• [Written exercise]:
Below is a block of data; give all of it again word for word.

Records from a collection
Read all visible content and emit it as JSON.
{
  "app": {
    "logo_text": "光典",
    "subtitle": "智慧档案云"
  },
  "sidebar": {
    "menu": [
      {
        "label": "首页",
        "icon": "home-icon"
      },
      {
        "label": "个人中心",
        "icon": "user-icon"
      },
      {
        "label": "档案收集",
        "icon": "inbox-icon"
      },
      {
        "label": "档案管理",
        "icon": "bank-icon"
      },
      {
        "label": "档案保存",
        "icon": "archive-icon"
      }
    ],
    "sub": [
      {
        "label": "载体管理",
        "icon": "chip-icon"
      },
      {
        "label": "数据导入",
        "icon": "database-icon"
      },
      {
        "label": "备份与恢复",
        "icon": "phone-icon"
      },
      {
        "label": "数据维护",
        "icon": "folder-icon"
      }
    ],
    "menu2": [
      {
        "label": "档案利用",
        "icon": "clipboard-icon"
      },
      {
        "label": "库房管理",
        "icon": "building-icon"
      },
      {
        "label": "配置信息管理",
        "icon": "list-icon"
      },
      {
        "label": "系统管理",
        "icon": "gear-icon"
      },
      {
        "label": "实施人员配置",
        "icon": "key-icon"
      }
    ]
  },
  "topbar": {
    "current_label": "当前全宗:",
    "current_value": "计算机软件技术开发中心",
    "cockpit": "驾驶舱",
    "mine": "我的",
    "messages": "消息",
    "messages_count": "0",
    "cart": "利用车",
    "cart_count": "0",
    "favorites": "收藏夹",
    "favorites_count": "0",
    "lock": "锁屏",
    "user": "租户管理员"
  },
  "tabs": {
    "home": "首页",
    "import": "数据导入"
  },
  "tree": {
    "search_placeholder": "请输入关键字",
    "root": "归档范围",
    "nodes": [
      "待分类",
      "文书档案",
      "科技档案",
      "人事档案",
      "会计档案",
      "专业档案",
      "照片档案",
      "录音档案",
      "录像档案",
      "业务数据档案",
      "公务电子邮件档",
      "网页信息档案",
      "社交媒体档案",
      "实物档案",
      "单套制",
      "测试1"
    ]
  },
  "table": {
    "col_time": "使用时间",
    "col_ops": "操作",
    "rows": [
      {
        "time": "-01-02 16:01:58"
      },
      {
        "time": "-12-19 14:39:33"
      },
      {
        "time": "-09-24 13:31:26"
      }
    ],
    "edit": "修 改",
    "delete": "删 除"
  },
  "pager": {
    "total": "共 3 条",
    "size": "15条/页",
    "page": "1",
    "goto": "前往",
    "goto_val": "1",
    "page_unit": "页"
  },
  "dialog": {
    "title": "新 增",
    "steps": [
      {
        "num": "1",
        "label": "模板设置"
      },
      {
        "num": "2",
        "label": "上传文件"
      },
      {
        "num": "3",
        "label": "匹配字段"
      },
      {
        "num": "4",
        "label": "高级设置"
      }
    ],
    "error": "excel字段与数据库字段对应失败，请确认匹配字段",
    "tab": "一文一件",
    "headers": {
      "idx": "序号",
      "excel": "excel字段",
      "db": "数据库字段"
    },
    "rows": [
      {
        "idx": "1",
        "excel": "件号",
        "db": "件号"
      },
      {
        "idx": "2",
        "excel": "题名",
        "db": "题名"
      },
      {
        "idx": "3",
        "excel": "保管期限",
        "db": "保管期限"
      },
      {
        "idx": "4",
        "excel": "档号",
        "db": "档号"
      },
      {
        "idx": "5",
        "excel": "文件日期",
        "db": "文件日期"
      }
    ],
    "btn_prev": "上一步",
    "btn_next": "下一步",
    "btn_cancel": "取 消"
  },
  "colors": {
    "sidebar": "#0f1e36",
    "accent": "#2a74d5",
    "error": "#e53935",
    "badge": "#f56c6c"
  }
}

• [Completed exercise]:
Read all visible content and emit it as JSON.
{
  "app": {
    "logo_text": "光典",
    "subtitle": "智慧档案云"
  },
  "sidebar": {
    "menu": [
      {
        "label": "首页",
        "icon": "home-icon"
      },
      {
        "label": "个人中心",
        "icon": "user-icon"
      },
      {
        "label": "档案收集",
        "icon": "inbox-icon"
      },
      {
        "label": "档案管理",
        "icon": "bank-icon"
      },
      {
        "label": "档案保存",
        "icon": "archive-icon"
      }
    ],
    "sub": [
      {
        "label": "载体管理",
        "icon": "chip-icon"
      },
      {
        "label": "数据导入",
        "icon": "database-icon"
      },
      {
        "label": "备份与恢复",
        "icon": "phone-icon"
      },
      {
        "label": "数据维护",
        "icon": "folder-icon"
      }
    ],
    "menu2": [
      {
        "label": "档案利用",
        "icon": "clipboard-icon"
      },
      {
        "label": "库房管理",
        "icon": "building-icon"
      },
      {
        "label": "配置信息管理",
        "icon": "list-icon"
      },
      {
        "label": "系统管理",
        "icon": "gear-icon"
      },
      {
        "label": "实施人员配置",
        "icon": "key-icon"
      }
    ]
  },
  "topbar": {
    "current_label": "当前全宗:",
    "current_value": "计算机软件技术开发中心",
    "cockpit": "驾驶舱",
    "mine": "我的",
    "messages": "消息",
    "messages_count": "0",
    "cart": "利用车",
    "cart_count": "0",
    "favorites": "收藏夹",
    "favorites_count": "0",
    "lock": "锁屏",
    "user": "租户管理员"
  },
  "tabs": {
    "home": "首页",
    "import": "数据导入"
  },
  "tree": {
    "search_placeholder": "请输入关键字",
    "root": "归档范围",
    "nodes": [
      "待分类",
      "文书档案",
      "科技档案",
      "人事档案",
      "会计档案",
      "专业档案",
      "照片档案",
      "录音档案",
      "录像档案",
      "业务数据档案",
      "公务电子邮件档",
      "网页信息档案",
      "社交媒体档案",
      "实物档案",
      "单套制",
      "测试1"
    ]
  },
  "table": {
    "col_time": "使用时间",
    "col_ops": "操作",
    "rows": [
      {
        "time": "-01-02 16:01:58"
      },
      {
        "time": "-12-19 14:39:33"
      },
      {
        "time": "-09-24 13:31:26"
      }
    ],
    "edit": "修 改",
    "delete": "删 除"
  },
  "pager": {
    "total": "共 3 条",
    "size": "15条/页",
    "page": "1",
    "goto": "前往",
    "goto_val": "1",
    "page_unit": "页"
  },
  "dialog": {
    "title": "新 增",
    "steps": [
      {
        "num": "1",
        "label": "模板设置"
      },
      {
        "num": "2",
        "label": "上传文件"
      },
      {
        "num": "3",
        "label": "匹配字段"
      },
      {
        "num": "4",
        "label": "高级设置"
      }
    ],
    "error": "excel字段与数据库字段对应失败，请确认匹配字段",
    "tab": "一文一件",
    "headers": {
      "idx": "序号",
      "excel": "excel字段",
      "db": "数据库字段"
    },
    "rows": [
      {
        "idx": "1",
        "excel": "件号",
        "db": "件号"
      },
      {
        "idx": "2",
        "excel": "题名",
        "db": "题名"
      },
      {
        "idx": "3",
        "excel": "保管期限",
        "db": "保管期限"
      },
      {
        "idx": "4",
        "excel": "档号",
        "db": "档号"
      },
      {
        "idx": "5",
        "excel": "文件日期",
        "db": "文件日期"
      }
    ],
    "btn_prev": "上一步",
    "btn_next": "下一步",
    "btn_cancel": "取 消"
  },
  "colors": {
    "sidebar": "#0f1e36",
    "accent": "#2a74d5",
    "error": "#e53935",
    "badge": "#f56c6c"
  }
}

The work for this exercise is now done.